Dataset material
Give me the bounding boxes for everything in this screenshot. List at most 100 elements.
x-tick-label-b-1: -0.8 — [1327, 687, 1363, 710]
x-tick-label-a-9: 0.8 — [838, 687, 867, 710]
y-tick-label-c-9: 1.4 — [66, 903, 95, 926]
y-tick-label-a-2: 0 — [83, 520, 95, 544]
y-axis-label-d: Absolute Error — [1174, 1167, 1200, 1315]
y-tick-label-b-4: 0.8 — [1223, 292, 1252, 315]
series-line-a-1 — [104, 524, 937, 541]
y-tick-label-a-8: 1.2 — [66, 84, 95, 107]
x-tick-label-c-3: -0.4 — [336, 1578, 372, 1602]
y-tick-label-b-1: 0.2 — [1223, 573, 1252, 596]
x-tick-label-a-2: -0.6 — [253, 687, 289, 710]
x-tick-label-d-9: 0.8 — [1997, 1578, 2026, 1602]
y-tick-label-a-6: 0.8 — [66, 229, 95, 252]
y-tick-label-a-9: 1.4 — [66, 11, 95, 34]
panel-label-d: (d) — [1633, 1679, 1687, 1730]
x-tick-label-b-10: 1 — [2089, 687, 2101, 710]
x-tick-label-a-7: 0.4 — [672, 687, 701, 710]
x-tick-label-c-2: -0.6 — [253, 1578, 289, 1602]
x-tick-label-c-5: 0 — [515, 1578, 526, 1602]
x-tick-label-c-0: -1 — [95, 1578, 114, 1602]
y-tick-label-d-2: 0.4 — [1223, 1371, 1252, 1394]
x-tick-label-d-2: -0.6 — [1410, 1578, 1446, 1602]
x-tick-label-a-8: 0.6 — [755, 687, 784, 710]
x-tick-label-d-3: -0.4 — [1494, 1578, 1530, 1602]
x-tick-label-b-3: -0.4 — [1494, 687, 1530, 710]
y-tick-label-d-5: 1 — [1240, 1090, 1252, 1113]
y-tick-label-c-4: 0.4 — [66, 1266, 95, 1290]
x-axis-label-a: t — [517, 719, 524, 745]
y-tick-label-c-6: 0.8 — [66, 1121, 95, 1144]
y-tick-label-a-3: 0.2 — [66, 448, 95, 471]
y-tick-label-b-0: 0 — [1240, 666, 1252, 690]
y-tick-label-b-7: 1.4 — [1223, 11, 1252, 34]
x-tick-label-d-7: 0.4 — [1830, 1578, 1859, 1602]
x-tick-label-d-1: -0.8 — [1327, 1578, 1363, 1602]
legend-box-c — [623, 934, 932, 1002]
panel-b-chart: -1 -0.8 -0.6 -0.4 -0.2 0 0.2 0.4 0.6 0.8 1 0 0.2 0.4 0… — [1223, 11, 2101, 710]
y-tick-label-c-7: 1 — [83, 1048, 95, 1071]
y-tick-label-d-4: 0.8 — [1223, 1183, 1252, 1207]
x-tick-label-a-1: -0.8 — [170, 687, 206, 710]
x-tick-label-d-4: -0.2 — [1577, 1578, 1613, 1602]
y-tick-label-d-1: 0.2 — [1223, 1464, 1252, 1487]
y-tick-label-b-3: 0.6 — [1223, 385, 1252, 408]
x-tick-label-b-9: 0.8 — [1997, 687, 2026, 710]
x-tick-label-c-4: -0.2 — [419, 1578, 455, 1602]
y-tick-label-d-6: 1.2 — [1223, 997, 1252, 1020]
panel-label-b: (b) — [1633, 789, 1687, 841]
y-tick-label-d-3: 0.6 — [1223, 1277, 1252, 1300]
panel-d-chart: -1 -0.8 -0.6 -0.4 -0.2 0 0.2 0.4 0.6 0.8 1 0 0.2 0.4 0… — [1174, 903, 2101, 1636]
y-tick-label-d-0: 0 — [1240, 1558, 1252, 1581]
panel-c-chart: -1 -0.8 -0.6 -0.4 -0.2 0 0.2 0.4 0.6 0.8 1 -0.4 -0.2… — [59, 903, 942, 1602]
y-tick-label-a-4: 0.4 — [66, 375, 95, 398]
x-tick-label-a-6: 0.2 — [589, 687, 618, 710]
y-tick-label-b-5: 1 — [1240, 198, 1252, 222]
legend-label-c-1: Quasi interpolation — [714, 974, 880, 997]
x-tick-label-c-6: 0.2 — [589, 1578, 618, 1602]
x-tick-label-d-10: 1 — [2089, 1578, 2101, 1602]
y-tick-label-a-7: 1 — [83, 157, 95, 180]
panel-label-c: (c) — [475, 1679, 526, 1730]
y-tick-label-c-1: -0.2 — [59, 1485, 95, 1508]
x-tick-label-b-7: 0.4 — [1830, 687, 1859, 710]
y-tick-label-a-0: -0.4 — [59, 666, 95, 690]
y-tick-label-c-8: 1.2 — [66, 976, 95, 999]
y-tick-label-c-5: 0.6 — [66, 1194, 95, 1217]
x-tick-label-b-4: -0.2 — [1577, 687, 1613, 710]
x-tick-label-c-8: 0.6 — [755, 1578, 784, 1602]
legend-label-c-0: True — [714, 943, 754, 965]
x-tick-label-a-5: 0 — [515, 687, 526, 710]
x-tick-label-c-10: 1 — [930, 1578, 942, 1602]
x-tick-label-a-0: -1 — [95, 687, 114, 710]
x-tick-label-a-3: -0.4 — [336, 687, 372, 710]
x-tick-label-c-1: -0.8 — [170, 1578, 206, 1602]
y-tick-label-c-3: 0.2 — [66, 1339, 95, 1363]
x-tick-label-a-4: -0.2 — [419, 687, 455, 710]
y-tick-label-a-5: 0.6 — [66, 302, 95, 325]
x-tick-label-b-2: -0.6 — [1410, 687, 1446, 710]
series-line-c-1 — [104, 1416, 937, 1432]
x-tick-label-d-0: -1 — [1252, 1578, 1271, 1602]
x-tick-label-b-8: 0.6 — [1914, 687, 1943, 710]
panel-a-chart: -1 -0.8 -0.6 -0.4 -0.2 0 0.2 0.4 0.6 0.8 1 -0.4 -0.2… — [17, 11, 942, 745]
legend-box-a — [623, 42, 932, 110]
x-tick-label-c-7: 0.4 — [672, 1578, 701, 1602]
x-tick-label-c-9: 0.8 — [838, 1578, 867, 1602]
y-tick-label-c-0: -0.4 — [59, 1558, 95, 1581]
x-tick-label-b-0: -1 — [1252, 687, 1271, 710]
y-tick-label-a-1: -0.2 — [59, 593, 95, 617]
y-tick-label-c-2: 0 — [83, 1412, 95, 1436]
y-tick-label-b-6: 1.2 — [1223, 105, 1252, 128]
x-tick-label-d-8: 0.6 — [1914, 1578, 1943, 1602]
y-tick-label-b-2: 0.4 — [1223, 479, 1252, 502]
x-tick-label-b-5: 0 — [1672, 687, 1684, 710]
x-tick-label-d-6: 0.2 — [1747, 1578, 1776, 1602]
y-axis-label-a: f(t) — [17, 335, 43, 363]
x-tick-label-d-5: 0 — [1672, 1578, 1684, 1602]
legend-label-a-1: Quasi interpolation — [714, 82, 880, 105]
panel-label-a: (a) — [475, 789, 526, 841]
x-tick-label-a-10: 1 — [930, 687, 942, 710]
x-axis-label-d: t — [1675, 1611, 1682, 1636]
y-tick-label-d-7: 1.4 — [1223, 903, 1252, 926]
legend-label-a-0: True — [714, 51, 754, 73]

** What the exercise asks **
Copy all of the material above line for line, keeping every character unchanged.

** Response **
Give me the bounding boxes for everything in this screenshot. List at most 100 elements.
x-tick-label-b-1: -0.8 — [1327, 687, 1363, 710]
x-tick-label-a-9: 0.8 — [838, 687, 867, 710]
y-tick-label-c-9: 1.4 — [66, 903, 95, 926]
y-tick-label-a-2: 0 — [83, 520, 95, 544]
y-axis-label-d: Absolute Error — [1174, 1167, 1200, 1315]
y-tick-label-b-4: 0.8 — [1223, 292, 1252, 315]
series-line-a-1 — [104, 524, 937, 541]
y-tick-label-a-8: 1.2 — [66, 84, 95, 107]
x-tick-label-c-3: -0.4 — [336, 1578, 372, 1602]
y-tick-label-b-1: 0.2 — [1223, 573, 1252, 596]
x-tick-label-a-2: -0.6 — [253, 687, 289, 710]
x-tick-label-d-9: 0.8 — [1997, 1578, 2026, 1602]
y-tick-label-a-6: 0.8 — [66, 229, 95, 252]
y-tick-label-a-9: 1.4 — [66, 11, 95, 34]
panel-label-d: (d) — [1633, 1679, 1687, 1730]
x-tick-label-b-10: 1 — [2089, 687, 2101, 710]
x-tick-label-a-7: 0.4 — [672, 687, 701, 710]
x-tick-label-c-2: -0.6 — [253, 1578, 289, 1602]
x-tick-label-c-5: 0 — [515, 1578, 526, 1602]
x-tick-label-c-0: -1 — [95, 1578, 114, 1602]
y-tick-label-d-2: 0.4 — [1223, 1371, 1252, 1394]
x-tick-label-d-2: -0.6 — [1410, 1578, 1446, 1602]
x-tick-label-a-8: 0.6 — [755, 687, 784, 710]
x-tick-label-d-3: -0.4 — [1494, 1578, 1530, 1602]
x-tick-label-b-3: -0.4 — [1494, 687, 1530, 710]
y-tick-label-d-5: 1 — [1240, 1090, 1252, 1113]
y-tick-label-c-4: 0.4 — [66, 1266, 95, 1290]
x-axis-label-a: t — [517, 719, 524, 745]
y-tick-label-c-6: 0.8 — [66, 1121, 95, 1144]
y-tick-label-a-3: 0.2 — [66, 448, 95, 471]
y-tick-label-b-0: 0 — [1240, 666, 1252, 690]
y-tick-label-b-7: 1.4 — [1223, 11, 1252, 34]
x-tick-label-d-7: 0.4 — [1830, 1578, 1859, 1602]
x-tick-label-d-1: -0.8 — [1327, 1578, 1363, 1602]
legend-box-c — [623, 934, 932, 1002]
panel-b-chart: -1 -0.8 -0.6 -0.4 -0.2 0 0.2 0.4 0.6 0.8 1 0 0.2 0.4 0… — [1223, 11, 2101, 710]
y-tick-label-c-7: 1 — [83, 1048, 95, 1071]
y-tick-label-d-4: 0.8 — [1223, 1183, 1252, 1207]
x-tick-label-a-1: -0.8 — [170, 687, 206, 710]
x-tick-label-d-4: -0.2 — [1577, 1578, 1613, 1602]
y-tick-label-d-1: 0.2 — [1223, 1464, 1252, 1487]
y-tick-label-b-3: 0.6 — [1223, 385, 1252, 408]
x-tick-label-b-9: 0.8 — [1997, 687, 2026, 710]
x-tick-label-c-4: -0.2 — [419, 1578, 455, 1602]
y-tick-label-d-6: 1.2 — [1223, 997, 1252, 1020]
panel-label-b: (b) — [1633, 789, 1687, 841]
y-tick-label-d-3: 0.6 — [1223, 1277, 1252, 1300]
panel-d-chart: -1 -0.8 -0.6 -0.4 -0.2 0 0.2 0.4 0.6 0.8 1 0 0.2 0.4 0… — [1174, 903, 2101, 1636]
y-tick-label-d-0: 0 — [1240, 1558, 1252, 1581]
panel-c-chart: -1 -0.8 -0.6 -0.4 -0.2 0 0.2 0.4 0.6 0.8 1 -0.4 -0.2… — [59, 903, 942, 1602]
y-tick-label-a-4: 0.4 — [66, 375, 95, 398]
x-tick-label-a-6: 0.2 — [589, 687, 618, 710]
y-tick-label-b-5: 1 — [1240, 198, 1252, 222]
legend-label-c-1: Quasi interpolation — [714, 974, 880, 997]
x-tick-label-c-6: 0.2 — [589, 1578, 618, 1602]
x-tick-label-d-10: 1 — [2089, 1578, 2101, 1602]
y-tick-label-a-7: 1 — [83, 157, 95, 180]
panel-label-c: (c) — [475, 1679, 526, 1730]
y-tick-label-c-1: -0.2 — [59, 1485, 95, 1508]
x-tick-label-b-7: 0.4 — [1830, 687, 1859, 710]
y-tick-label-a-0: -0.4 — [59, 666, 95, 690]
y-tick-label-c-8: 1.2 — [66, 976, 95, 999]
y-tick-label-c-5: 0.6 — [66, 1194, 95, 1217]
x-tick-label-b-4: -0.2 — [1577, 687, 1613, 710]
x-tick-label-c-8: 0.6 — [755, 1578, 784, 1602]
legend-label-c-0: True — [714, 943, 754, 965]
x-tick-label-a-5: 0 — [515, 687, 526, 710]
x-tick-label-c-10: 1 — [930, 1578, 942, 1602]
x-tick-label-a-0: -1 — [95, 687, 114, 710]
x-tick-label-a-3: -0.4 — [336, 687, 372, 710]
x-tick-label-c-1: -0.8 — [170, 1578, 206, 1602]
y-tick-label-c-3: 0.2 — [66, 1339, 95, 1363]
x-tick-label-a-4: -0.2 — [419, 687, 455, 710]
y-tick-label-a-5: 0.6 — [66, 302, 95, 325]
x-tick-label-b-2: -0.6 — [1410, 687, 1446, 710]
series-line-c-1 — [104, 1416, 937, 1432]
x-tick-label-d-0: -1 — [1252, 1578, 1271, 1602]
x-tick-label-b-8: 0.6 — [1914, 687, 1943, 710]
panel-a-chart: -1 -0.8 -0.6 -0.4 -0.2 0 0.2 0.4 0.6 0.8 1 -0.4 -0.2… — [17, 11, 942, 745]
legend-box-a — [623, 42, 932, 110]
x-tick-label-c-7: 0.4 — [672, 1578, 701, 1602]
x-tick-label-c-9: 0.8 — [838, 1578, 867, 1602]
y-tick-label-c-0: -0.4 — [59, 1558, 95, 1581]
x-tick-label-b-0: -1 — [1252, 687, 1271, 710]
y-tick-label-a-1: -0.2 — [59, 593, 95, 617]
y-tick-label-c-2: 0 — [83, 1412, 95, 1436]
y-tick-label-b-6: 1.2 — [1223, 105, 1252, 128]
x-tick-label-d-8: 0.6 — [1914, 1578, 1943, 1602]
y-tick-label-b-2: 0.4 — [1223, 479, 1252, 502]
x-tick-label-b-5: 0 — [1672, 687, 1684, 710]
x-tick-label-d-6: 0.2 — [1747, 1578, 1776, 1602]
y-axis-label-a: f(t) — [17, 335, 43, 363]
x-tick-label-d-5: 0 — [1672, 1578, 1684, 1602]
legend-label-a-1: Quasi interpolation — [714, 82, 880, 105]
panel-label-a: (a) — [475, 789, 526, 841]
x-tick-label-a-10: 1 — [930, 687, 942, 710]
x-axis-label-d: t — [1675, 1611, 1682, 1636]
y-tick-label-d-7: 1.4 — [1223, 903, 1252, 926]
legend-label-a-0: True — [714, 51, 754, 73]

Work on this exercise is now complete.